### Problem details
Return the whole listing, line for line, without the pictures in it.

────

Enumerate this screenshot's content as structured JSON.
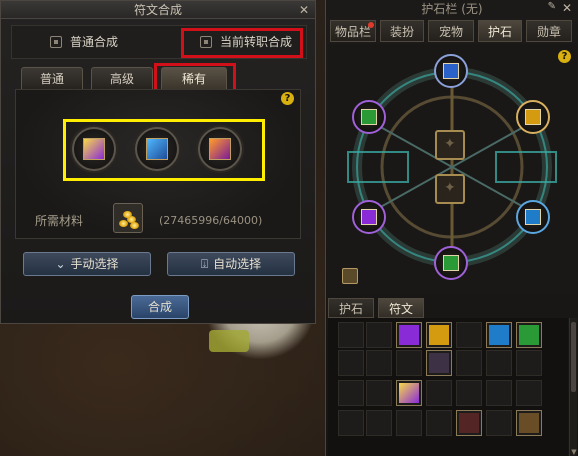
{
  "synth": {
    "title": "符文合成",
    "mode_normal": "普通合成",
    "mode_class": "当前转职合成",
    "tabs": [
      "普通",
      "高级",
      "稀有"
    ],
    "help": "?",
    "material_label": "所需材料",
    "material_count": "(27465996/64000)",
    "manual_select": "手动选择",
    "auto_select": "自动选择",
    "synthesize": "合成"
  },
  "guard": {
    "title": "护石栏 (无)",
    "close": "✕",
    "pin": "✎",
    "tabs": [
      "物品栏",
      "装扮",
      "宠物",
      "护石",
      "勋章"
    ],
    "help": "?",
    "bottom_tabs": [
      "护石",
      "符文"
    ]
  },
  "colors": {
    "rune_purple": "#8a2bd8",
    "rune_blue": "#1f7cc8",
    "rune_gold": "#d49a10",
    "rune_green": "#2a9a36",
    "rune_red": "#c03a10",
    "highlight_red": "#d2101a",
    "highlight_yellow": "#ffee00"
  }
}
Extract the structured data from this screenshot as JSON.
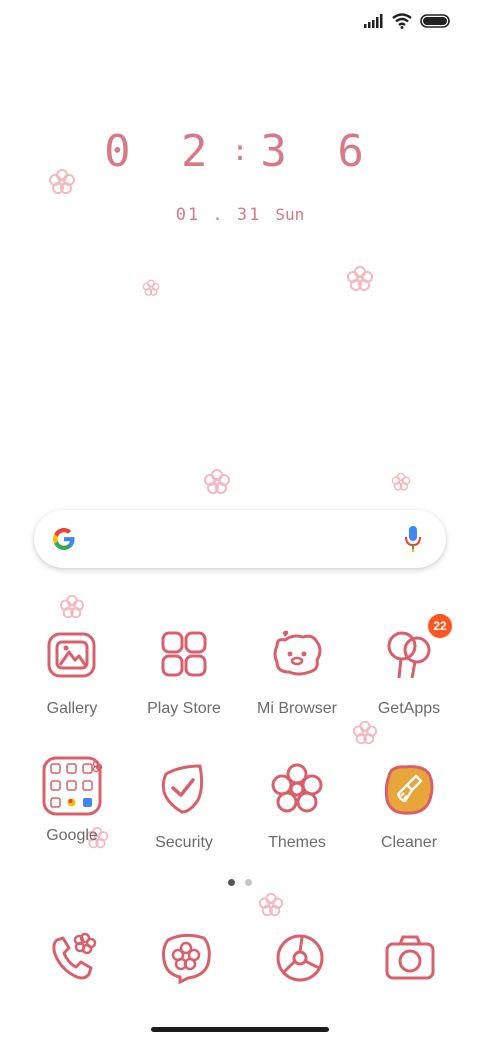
{
  "lockscreen": {
    "hour": "0 2",
    "minute": "3 6",
    "separator": ":",
    "date": "01 . 31",
    "weekday": "Sun",
    "accent_color": "#d9606b"
  },
  "status_bar": {
    "icons": [
      "signal-icon",
      "wifi-icon",
      "battery-icon"
    ]
  },
  "search_bar": {
    "logo": "google-g-icon",
    "mic": "mic-icon"
  },
  "apps_row1": [
    {
      "label": "Gallery",
      "icon": "gallery-icon"
    },
    {
      "label": "Play Store",
      "icon": "play-store-icon"
    },
    {
      "label": "Mi Browser",
      "icon": "mi-browser-icon"
    },
    {
      "label": "GetApps",
      "icon": "getapps-icon",
      "badge": "22"
    }
  ],
  "apps_row2": [
    {
      "label": "Google",
      "icon": "google-folder-icon"
    },
    {
      "label": "Security",
      "icon": "security-icon"
    },
    {
      "label": "Themes",
      "icon": "themes-icon"
    },
    {
      "label": "Cleaner",
      "icon": "cleaner-icon"
    }
  ],
  "page_indicator": {
    "pages": 2,
    "current": 1
  },
  "dock": [
    {
      "icon": "phone-icon"
    },
    {
      "icon": "messages-icon"
    },
    {
      "icon": "chrome-icon"
    },
    {
      "icon": "camera-icon"
    }
  ]
}
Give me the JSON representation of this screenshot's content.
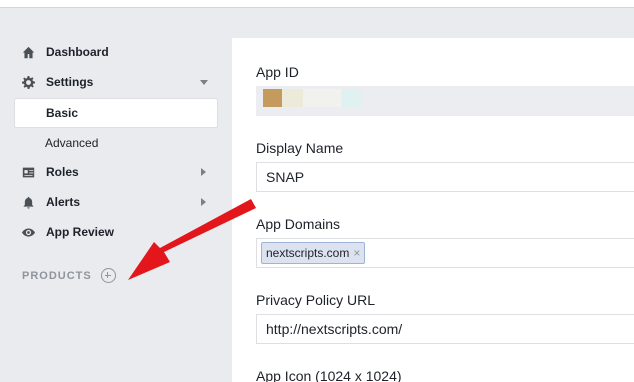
{
  "sidebar": {
    "items": [
      {
        "label": "Dashboard",
        "icon": "home-icon"
      },
      {
        "label": "Settings",
        "icon": "gear-icon"
      },
      {
        "label": "Basic"
      },
      {
        "label": "Advanced"
      },
      {
        "label": "Roles",
        "icon": "id-card-icon"
      },
      {
        "label": "Alerts",
        "icon": "bell-icon"
      },
      {
        "label": "App Review",
        "icon": "eye-icon"
      }
    ],
    "products_label": "PRODUCTS"
  },
  "form": {
    "app_id_label": "App ID",
    "display_name_label": "Display Name",
    "display_name_value": "SNAP",
    "app_domains_label": "App Domains",
    "app_domains_tag": "nextscripts.com",
    "tag_remove": "×",
    "privacy_label": "Privacy Policy URL",
    "privacy_value": "http://nextscripts.com/",
    "app_icon_label": "App Icon (1024 x 1024)"
  },
  "colors": {
    "annotation_arrow": "#e3161b",
    "sidebar_bg": "#e9ebee",
    "tag_bg": "#dce2ef"
  }
}
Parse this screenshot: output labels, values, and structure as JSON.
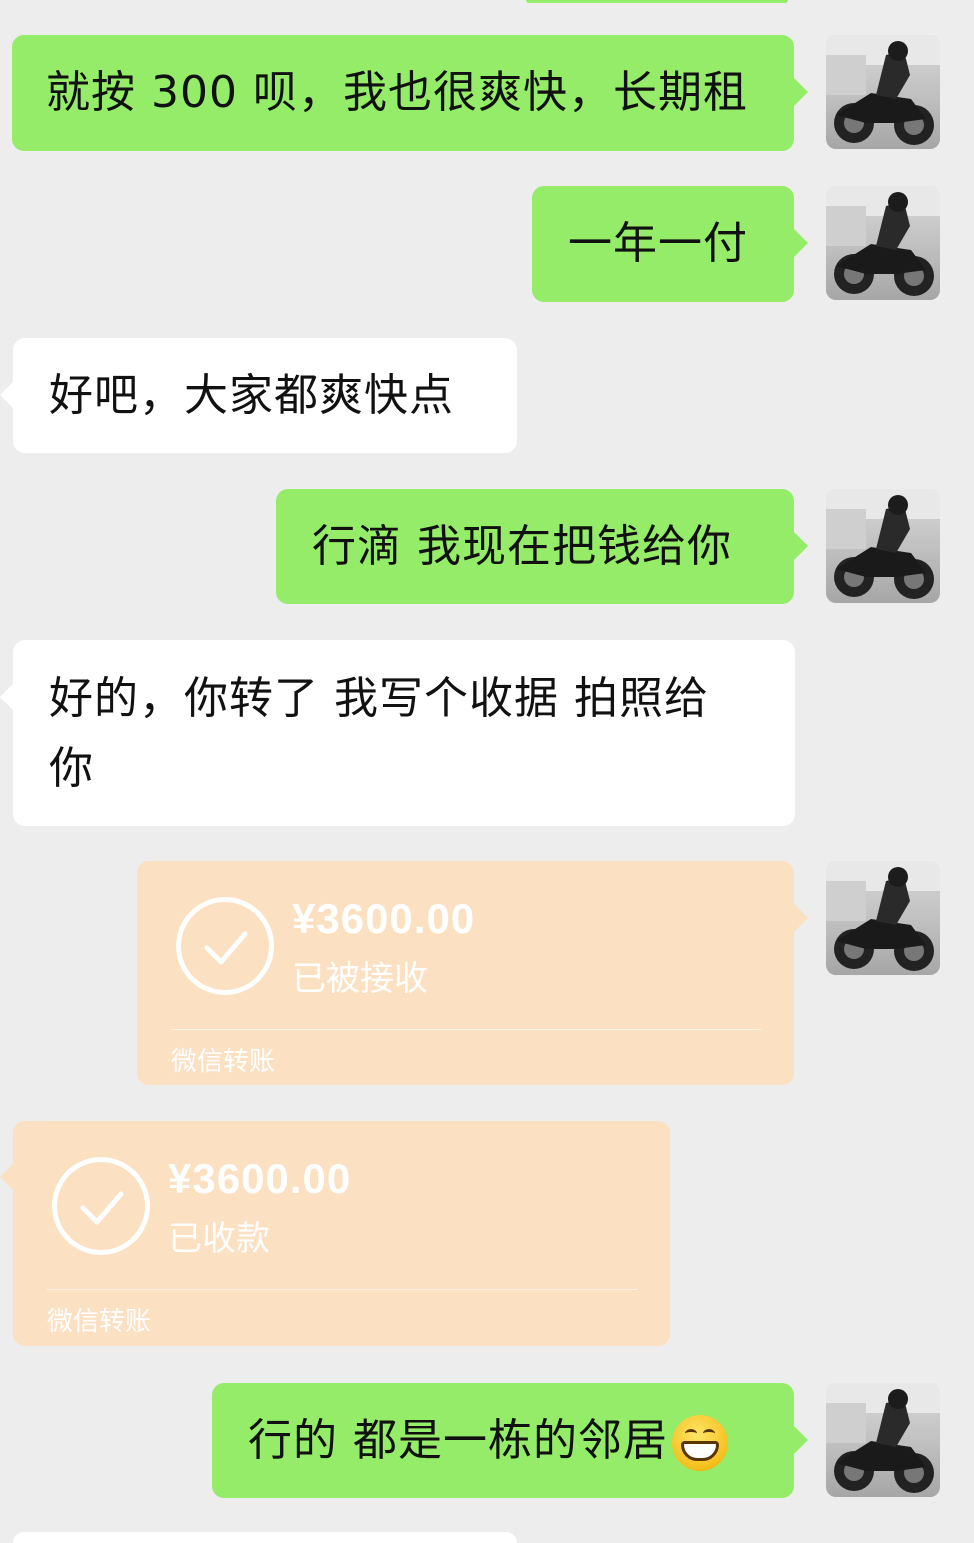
{
  "colors": {
    "background": "#ededed",
    "sent_bubble": "#95ec69",
    "received_bubble": "#ffffff",
    "transfer_card": "#fce0c2"
  },
  "messages": [
    {
      "side": "me",
      "text": "就按 300 呗，我也很爽快，长期租"
    },
    {
      "side": "me",
      "text": "一年一付"
    },
    {
      "side": "other",
      "text": "好吧，大家都爽快点"
    },
    {
      "side": "me",
      "text": "行滴 我现在把钱给你"
    },
    {
      "side": "other",
      "text_line1": "好的，你转了 我写个收据 拍照给",
      "text_line2": "你"
    },
    {
      "side": "me",
      "type": "transfer",
      "amount": "¥3600.00",
      "status": "已被接收",
      "footer": "微信转账",
      "icon": "check-circle-icon"
    },
    {
      "side": "other",
      "type": "transfer",
      "amount": "¥3600.00",
      "status": "已收款",
      "footer": "微信转账",
      "icon": "check-circle-icon"
    },
    {
      "side": "me",
      "text": "行的 都是一栋的邻居",
      "emoji": "grinning-face-icon"
    }
  ]
}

────

### Answer for this exercise
Enumerate this screenshot's content as structured JSON.
{
  "synth": {
    "title": "符文合成",
    "mode_normal": "普通合成",
    "mode_class": "当前转职合成",
    "tabs": [
      "普通",
      "高级",
      "稀有"
    ],
    "help": "?",
    "material_label": "所需材料",
    "material_count": "(27465996/64000)",
    "manual_select": "手动选择",
    "auto_select": "自动选择",
    "synthesize": "合成"
  },
  "guard": {
    "title": "护石栏 (无)",
    "close": "✕",
    "pin": "✎",
    "tabs": [
      "物品栏",
      "装扮",
      "宠物",
      "护石",
      "勋章"
    ],
    "help": "?",
    "bottom_tabs": [
      "护石",
      "符文"
    ]
  },
  "colors": {
    "rune_purple": "#8a2bd8",
    "rune_blue": "#1f7cc8",
    "rune_gold": "#d49a10",
    "rune_green": "#2a9a36",
    "rune_red": "#c03a10",
    "highlight_red": "#d2101a",
    "highlight_yellow": "#ffee00"
  }
}
Extract the structured data from this screenshot as JSON.
{
  "lockscreen": {
    "hour": "0 2",
    "minute": "3 6",
    "separator": ":",
    "date": "01 . 31",
    "weekday": "Sun",
    "accent_color": "#d9606b"
  },
  "status_bar": {
    "icons": [
      "signal-icon",
      "wifi-icon",
      "battery-icon"
    ]
  },
  "search_bar": {
    "logo": "google-g-icon",
    "mic": "mic-icon"
  },
  "apps_row1": [
    {
      "label": "Gallery",
      "icon": "gallery-icon"
    },
    {
      "label": "Play Store",
      "icon": "play-store-icon"
    },
    {
      "label": "Mi Browser",
      "icon": "mi-browser-icon"
    },
    {
      "label": "GetApps",
      "icon": "getapps-icon",
      "badge": "22"
    }
  ],
  "apps_row2": [
    {
      "label": "Google",
      "icon": "google-folder-icon"
    },
    {
      "label": "Security",
      "icon": "security-icon"
    },
    {
      "label": "Themes",
      "icon": "themes-icon"
    },
    {
      "label": "Cleaner",
      "icon": "cleaner-icon"
    }
  ],
  "page_indicator": {
    "pages": 2,
    "current": 1
  },
  "dock": [
    {
      "icon": "phone-icon"
    },
    {
      "icon": "messages-icon"
    },
    {
      "icon": "chrome-icon"
    },
    {
      "icon": "camera-icon"
    }
  ]
}
Give me the JSON representation of this screenshot's content.
{
  "sidebar": {
    "items": [
      {
        "label": "Dashboard",
        "icon": "home-icon"
      },
      {
        "label": "Settings",
        "icon": "gear-icon"
      },
      {
        "label": "Basic"
      },
      {
        "label": "Advanced"
      },
      {
        "label": "Roles",
        "icon": "id-card-icon"
      },
      {
        "label": "Alerts",
        "icon": "bell-icon"
      },
      {
        "label": "App Review",
        "icon": "eye-icon"
      }
    ],
    "products_label": "PRODUCTS"
  },
  "form": {
    "app_id_label": "App ID",
    "display_name_label": "Display Name",
    "display_name_value": "SNAP",
    "app_domains_label": "App Domains",
    "app_domains_tag": "nextscripts.com",
    "tag_remove": "×",
    "privacy_label": "Privacy Policy URL",
    "privacy_value": "http://nextscripts.com/",
    "app_icon_label": "App Icon (1024 x 1024)"
  },
  "colors": {
    "annotation_arrow": "#e3161b",
    "sidebar_bg": "#e9ebee",
    "tag_bg": "#dce2ef"
  }
}
Parse this screenshot: output labels, values, and structure as JSON.
{
  "colors": {
    "background": "#ededed",
    "sent_bubble": "#95ec69",
    "received_bubble": "#ffffff",
    "transfer_card": "#fce0c2"
  },
  "messages": [
    {
      "side": "me",
      "text": "就按 300 呗，我也很爽快，长期租"
    },
    {
      "side": "me",
      "text": "一年一付"
    },
    {
      "side": "other",
      "text": "好吧，大家都爽快点"
    },
    {
      "side": "me",
      "text": "行滴 我现在把钱给你"
    },
    {
      "side": "other",
      "text_line1": "好的，你转了 我写个收据 拍照给",
      "text_line2": "你"
    },
    {
      "side": "me",
      "type": "transfer",
      "amount": "¥3600.00",
      "status": "已被接收",
      "footer": "微信转账",
      "icon": "check-circle-icon"
    },
    {
      "side": "other",
      "type": "transfer",
      "amount": "¥3600.00",
      "status": "已收款",
      "footer": "微信转账",
      "icon": "check-circle-icon"
    },
    {
      "side": "me",
      "text": "行的 都是一栋的邻居",
      "emoji": "grinning-face-icon"
    }
  ]
}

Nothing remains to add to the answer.